=== What you should do ===
Gather all lines from the material that contain the word "accent".

(Data excerpts)
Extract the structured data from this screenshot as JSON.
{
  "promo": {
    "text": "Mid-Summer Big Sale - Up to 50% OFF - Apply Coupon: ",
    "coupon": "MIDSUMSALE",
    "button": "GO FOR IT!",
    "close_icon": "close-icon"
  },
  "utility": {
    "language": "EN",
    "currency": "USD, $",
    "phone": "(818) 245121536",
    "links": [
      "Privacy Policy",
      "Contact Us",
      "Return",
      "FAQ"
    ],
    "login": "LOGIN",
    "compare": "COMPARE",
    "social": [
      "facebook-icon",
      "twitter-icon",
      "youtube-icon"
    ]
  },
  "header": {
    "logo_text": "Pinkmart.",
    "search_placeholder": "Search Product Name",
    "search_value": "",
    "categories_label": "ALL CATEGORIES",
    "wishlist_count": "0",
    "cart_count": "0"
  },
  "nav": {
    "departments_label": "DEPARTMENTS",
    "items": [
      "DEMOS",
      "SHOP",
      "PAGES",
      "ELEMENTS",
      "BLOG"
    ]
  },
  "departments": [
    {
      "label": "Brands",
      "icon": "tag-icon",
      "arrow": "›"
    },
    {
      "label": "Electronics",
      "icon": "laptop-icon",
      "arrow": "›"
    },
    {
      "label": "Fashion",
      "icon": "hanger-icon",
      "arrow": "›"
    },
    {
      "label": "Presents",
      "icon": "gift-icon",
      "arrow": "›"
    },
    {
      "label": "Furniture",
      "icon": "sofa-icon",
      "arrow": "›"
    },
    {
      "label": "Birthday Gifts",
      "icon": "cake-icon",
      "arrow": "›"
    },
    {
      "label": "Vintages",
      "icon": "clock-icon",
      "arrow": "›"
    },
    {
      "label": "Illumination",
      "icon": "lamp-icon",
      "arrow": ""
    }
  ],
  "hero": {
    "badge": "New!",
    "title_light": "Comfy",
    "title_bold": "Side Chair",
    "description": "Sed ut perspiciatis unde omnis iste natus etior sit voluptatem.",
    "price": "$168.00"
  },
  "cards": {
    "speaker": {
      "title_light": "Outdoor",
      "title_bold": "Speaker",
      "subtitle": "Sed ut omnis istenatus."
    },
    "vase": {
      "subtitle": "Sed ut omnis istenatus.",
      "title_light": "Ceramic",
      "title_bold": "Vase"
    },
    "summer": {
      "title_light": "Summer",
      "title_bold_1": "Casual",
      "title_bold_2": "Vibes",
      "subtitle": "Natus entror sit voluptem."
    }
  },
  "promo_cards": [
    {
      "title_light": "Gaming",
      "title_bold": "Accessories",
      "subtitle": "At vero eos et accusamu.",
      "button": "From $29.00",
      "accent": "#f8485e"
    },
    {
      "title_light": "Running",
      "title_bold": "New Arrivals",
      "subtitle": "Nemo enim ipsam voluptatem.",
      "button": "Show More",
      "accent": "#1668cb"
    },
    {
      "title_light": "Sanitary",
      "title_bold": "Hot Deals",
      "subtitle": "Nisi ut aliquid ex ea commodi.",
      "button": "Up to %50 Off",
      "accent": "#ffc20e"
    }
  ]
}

=== Complete response ===
      "accent": "#f8485e"
      "accent": "#1668cb"
      "accent": "#ffc20e"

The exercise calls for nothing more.